- **Exercise aim**
Reproduce the records below exactly as given.

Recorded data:
== == ==

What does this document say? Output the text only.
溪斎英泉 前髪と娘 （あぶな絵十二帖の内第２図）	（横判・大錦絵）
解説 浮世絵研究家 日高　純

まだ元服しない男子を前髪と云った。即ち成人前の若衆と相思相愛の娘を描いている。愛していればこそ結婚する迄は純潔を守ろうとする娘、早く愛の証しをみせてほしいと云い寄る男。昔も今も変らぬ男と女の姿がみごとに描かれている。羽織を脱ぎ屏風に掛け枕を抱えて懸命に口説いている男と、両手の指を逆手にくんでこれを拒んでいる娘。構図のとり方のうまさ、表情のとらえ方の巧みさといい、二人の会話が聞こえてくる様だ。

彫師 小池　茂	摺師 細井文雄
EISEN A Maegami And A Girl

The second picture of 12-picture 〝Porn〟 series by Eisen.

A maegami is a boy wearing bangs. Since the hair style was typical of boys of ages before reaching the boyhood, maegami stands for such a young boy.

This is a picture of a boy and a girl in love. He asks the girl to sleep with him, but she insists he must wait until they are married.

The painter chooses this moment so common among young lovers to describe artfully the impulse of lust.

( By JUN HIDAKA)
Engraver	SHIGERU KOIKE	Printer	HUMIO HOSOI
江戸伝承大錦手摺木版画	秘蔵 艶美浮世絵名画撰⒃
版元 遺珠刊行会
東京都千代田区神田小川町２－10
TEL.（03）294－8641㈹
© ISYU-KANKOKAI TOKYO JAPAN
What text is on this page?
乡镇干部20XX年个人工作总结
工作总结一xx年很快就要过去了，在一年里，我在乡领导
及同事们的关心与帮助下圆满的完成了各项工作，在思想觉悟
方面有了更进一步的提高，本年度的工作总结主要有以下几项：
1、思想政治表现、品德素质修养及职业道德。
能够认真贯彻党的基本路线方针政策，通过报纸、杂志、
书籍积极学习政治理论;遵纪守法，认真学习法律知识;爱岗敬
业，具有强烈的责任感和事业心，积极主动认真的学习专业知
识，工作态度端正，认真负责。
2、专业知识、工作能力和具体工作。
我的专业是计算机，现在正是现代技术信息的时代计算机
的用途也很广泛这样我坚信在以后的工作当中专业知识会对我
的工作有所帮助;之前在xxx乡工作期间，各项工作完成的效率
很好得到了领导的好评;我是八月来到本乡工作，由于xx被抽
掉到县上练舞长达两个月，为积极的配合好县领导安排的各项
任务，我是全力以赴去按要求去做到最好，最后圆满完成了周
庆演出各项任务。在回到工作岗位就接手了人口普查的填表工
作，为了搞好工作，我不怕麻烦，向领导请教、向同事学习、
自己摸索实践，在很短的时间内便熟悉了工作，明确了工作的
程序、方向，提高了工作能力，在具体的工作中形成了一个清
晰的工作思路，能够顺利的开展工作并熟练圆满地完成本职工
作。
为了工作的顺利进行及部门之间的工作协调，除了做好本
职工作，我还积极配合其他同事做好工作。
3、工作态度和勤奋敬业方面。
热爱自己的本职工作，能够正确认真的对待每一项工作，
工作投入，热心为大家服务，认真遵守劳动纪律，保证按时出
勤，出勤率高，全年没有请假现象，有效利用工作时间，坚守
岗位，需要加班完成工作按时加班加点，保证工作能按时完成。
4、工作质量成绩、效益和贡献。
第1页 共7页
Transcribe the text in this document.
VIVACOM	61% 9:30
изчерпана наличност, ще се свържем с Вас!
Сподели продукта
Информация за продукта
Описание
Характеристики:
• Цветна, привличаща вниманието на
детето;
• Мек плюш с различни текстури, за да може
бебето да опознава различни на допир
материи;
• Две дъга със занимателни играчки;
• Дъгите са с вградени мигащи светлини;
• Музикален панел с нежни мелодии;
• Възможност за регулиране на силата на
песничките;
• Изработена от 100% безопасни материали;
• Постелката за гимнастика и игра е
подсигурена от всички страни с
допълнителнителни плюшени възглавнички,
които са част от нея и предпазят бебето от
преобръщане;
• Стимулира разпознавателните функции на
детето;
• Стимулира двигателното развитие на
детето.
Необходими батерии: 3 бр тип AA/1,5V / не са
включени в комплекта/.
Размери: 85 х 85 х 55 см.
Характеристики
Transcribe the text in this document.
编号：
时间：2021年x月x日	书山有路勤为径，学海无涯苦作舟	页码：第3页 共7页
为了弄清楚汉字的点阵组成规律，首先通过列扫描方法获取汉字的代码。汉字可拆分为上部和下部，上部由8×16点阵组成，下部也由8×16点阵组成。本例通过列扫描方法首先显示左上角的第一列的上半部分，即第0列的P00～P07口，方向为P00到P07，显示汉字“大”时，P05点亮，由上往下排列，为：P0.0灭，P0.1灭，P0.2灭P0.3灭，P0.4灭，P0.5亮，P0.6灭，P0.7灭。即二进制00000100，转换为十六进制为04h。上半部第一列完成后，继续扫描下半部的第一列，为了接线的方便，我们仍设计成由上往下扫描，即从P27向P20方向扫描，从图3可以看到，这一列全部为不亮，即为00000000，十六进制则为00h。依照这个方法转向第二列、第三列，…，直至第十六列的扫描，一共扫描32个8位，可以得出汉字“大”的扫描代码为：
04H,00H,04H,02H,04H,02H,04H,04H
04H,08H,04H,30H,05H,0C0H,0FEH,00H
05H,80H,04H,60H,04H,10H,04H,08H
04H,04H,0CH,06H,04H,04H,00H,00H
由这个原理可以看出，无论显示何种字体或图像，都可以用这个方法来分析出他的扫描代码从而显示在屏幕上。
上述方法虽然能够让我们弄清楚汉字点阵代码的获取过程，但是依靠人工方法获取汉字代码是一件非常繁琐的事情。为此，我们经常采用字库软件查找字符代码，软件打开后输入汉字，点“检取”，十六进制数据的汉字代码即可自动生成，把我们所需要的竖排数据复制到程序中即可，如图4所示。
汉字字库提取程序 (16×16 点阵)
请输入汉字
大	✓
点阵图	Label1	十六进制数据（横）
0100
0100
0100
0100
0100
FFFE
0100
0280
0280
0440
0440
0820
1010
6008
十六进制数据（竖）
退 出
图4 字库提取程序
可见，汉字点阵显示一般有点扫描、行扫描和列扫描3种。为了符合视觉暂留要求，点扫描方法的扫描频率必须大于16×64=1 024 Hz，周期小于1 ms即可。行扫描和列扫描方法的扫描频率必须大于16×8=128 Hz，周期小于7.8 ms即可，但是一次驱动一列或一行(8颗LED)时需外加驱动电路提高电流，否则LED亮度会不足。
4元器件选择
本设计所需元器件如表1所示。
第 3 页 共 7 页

== == ==

- **Task answer**
What does this document say? Output the text only.
溪斎英泉 前髪と娘 （あぶな絵十二帖の内第２図）	（横判・大錦絵）
解説 浮世絵研究家 日高　純

まだ元服しない男子を前髪と云った。即ち成人前の若衆と相思相愛の娘を描いている。愛していればこそ結婚する迄は純潔を守ろうとする娘、早く愛の証しをみせてほしいと云い寄る男。昔も今も変らぬ男と女の姿がみごとに描かれている。羽織を脱ぎ屏風に掛け枕を抱えて懸命に口説いている男と、両手の指を逆手にくんでこれを拒んでいる娘。構図のとり方のうまさ、表情のとらえ方の巧みさといい、二人の会話が聞こえてくる様だ。

彫師 小池　茂	摺師 細井文雄
EISEN A Maegami And A Girl

The second picture of 12-picture 〝Porn〟 series by Eisen.

A maegami is a boy wearing bangs. Since the hair style was typical of boys of ages before reaching the boyhood, maegami stands for such a young boy.

This is a picture of a boy and a girl in love. He asks the girl to sleep with him, but she insists he must wait until they are married.

The painter chooses this moment so common among young lovers to describe artfully the impulse of lust.

( By JUN HIDAKA)
Engraver	SHIGERU KOIKE	Printer	HUMIO HOSOI
江戸伝承大錦手摺木版画	秘蔵 艶美浮世絵名画撰⒃
版元 遺珠刊行会
東京都千代田区神田小川町２－10
TEL.（03）294－8641㈹
© ISYU-KANKOKAI TOKYO JAPAN
What text is on this page?
乡镇干部20XX年个人工作总结
工作总结一xx年很快就要过去了，在一年里，我在乡领导
及同事们的关心与帮助下圆满的完成了各项工作，在思想觉悟
方面有了更进一步的提高，本年度的工作总结主要有以下几项：
1、思想政治表现、品德素质修养及职业道德。
能够认真贯彻党的基本路线方针政策，通过报纸、杂志、
书籍积极学习政治理论;遵纪守法，认真学习法律知识;爱岗敬
业，具有强烈的责任感和事业心，积极主动认真的学习专业知
识，工作态度端正，认真负责。
2、专业知识、工作能力和具体工作。
我的专业是计算机，现在正是现代技术信息的时代计算机
的用途也很广泛这样我坚信在以后的工作当中专业知识会对我
的工作有所帮助;之前在xxx乡工作期间，各项工作完成的效率
很好得到了领导的好评;我是八月来到本乡工作，由于xx被抽
掉到县上练舞长达两个月，为积极的配合好县领导安排的各项
任务，我是全力以赴去按要求去做到最好，最后圆满完成了周
庆演出各项任务。在回到工作岗位就接手了人口普查的填表工
作，为了搞好工作，我不怕麻烦，向领导请教、向同事学习、
自己摸索实践，在很短的时间内便熟悉了工作，明确了工作的
程序、方向，提高了工作能力，在具体的工作中形成了一个清
晰的工作思路，能够顺利的开展工作并熟练圆满地完成本职工
作。
为了工作的顺利进行及部门之间的工作协调，除了做好本
职工作，我还积极配合其他同事做好工作。
3、工作态度和勤奋敬业方面。
热爱自己的本职工作，能够正确认真的对待每一项工作，
工作投入，热心为大家服务，认真遵守劳动纪律，保证按时出
勤，出勤率高，全年没有请假现象，有效利用工作时间，坚守
岗位，需要加班完成工作按时加班加点，保证工作能按时完成。
4、工作质量成绩、效益和贡献。
第1页 共7页
Transcribe the text in this document.
VIVACOM	61% 9:30
изчерпана наличност, ще се свържем с Вас!
Сподели продукта
Информация за продукта
Описание
Характеристики:
• Цветна, привличаща вниманието на
детето;
• Мек плюш с различни текстури, за да може
бебето да опознава различни на допир
материи;
• Две дъга със занимателни играчки;
• Дъгите са с вградени мигащи светлини;
• Музикален панел с нежни мелодии;
• Възможност за регулиране на силата на
песничките;
• Изработена от 100% безопасни материали;
• Постелката за гимнастика и игра е
подсигурена от всички страни с
допълнителнителни плюшени възглавнички,
които са част от нея и предпазят бебето от
преобръщане;
• Стимулира разпознавателните функции на
детето;
• Стимулира двигателното развитие на
детето.
Необходими батерии: 3 бр тип AA/1,5V / не са
включени в комплекта/.
Размери: 85 х 85 х 55 см.
Характеристики
Transcribe the text in this document.
编号：
时间：2021年x月x日	书山有路勤为径，学海无涯苦作舟	页码：第3页 共7页
为了弄清楚汉字的点阵组成规律，首先通过列扫描方法获取汉字的代码。汉字可拆分为上部和下部，上部由8×16点阵组成，下部也由8×16点阵组成。本例通过列扫描方法首先显示左上角的第一列的上半部分，即第0列的P00～P07口，方向为P00到P07，显示汉字“大”时，P05点亮，由上往下排列，为：P0.0灭，P0.1灭，P0.2灭P0.3灭，P0.4灭，P0.5亮，P0.6灭，P0.7灭。即二进制00000100，转换为十六进制为04h。上半部第一列完成后，继续扫描下半部的第一列，为了接线的方便，我们仍设计成由上往下扫描，即从P27向P20方向扫描，从图3可以看到，这一列全部为不亮，即为00000000，十六进制则为00h。依照这个方法转向第二列、第三列，…，直至第十六列的扫描，一共扫描32个8位，可以得出汉字“大”的扫描代码为：
04H,00H,04H,02H,04H,02H,04H,04H
04H,08H,04H,30H,05H,0C0H,0FEH,00H
05H,80H,04H,60H,04H,10H,04H,08H
04H,04H,0CH,06H,04H,04H,00H,00H
由这个原理可以看出，无论显示何种字体或图像，都可以用这个方法来分析出他的扫描代码从而显示在屏幕上。
上述方法虽然能够让我们弄清楚汉字点阵代码的获取过程，但是依靠人工方法获取汉字代码是一件非常繁琐的事情。为此，我们经常采用字库软件查找字符代码，软件打开后输入汉字，点“检取”，十六进制数据的汉字代码即可自动生成，把我们所需要的竖排数据复制到程序中即可，如图4所示。
汉字字库提取程序 (16×16 点阵)
请输入汉字
大	✓
点阵图	Label1	十六进制数据（横）
0100
0100
0100
0100
0100
FFFE
0100
0280
0280
0440
0440
0820
1010
6008
十六进制数据（竖）
退 出
图4 字库提取程序
可见，汉字点阵显示一般有点扫描、行扫描和列扫描3种。为了符合视觉暂留要求，点扫描方法的扫描频率必须大于16×64=1 024 Hz，周期小于1 ms即可。行扫描和列扫描方法的扫描频率必须大于16×8=128 Hz，周期小于7.8 ms即可，但是一次驱动一列或一行(8颗LED)时需外加驱动电路提高电流，否则LED亮度会不足。
4元器件选择
本设计所需元器件如表1所示。
第 3 页 共 7 页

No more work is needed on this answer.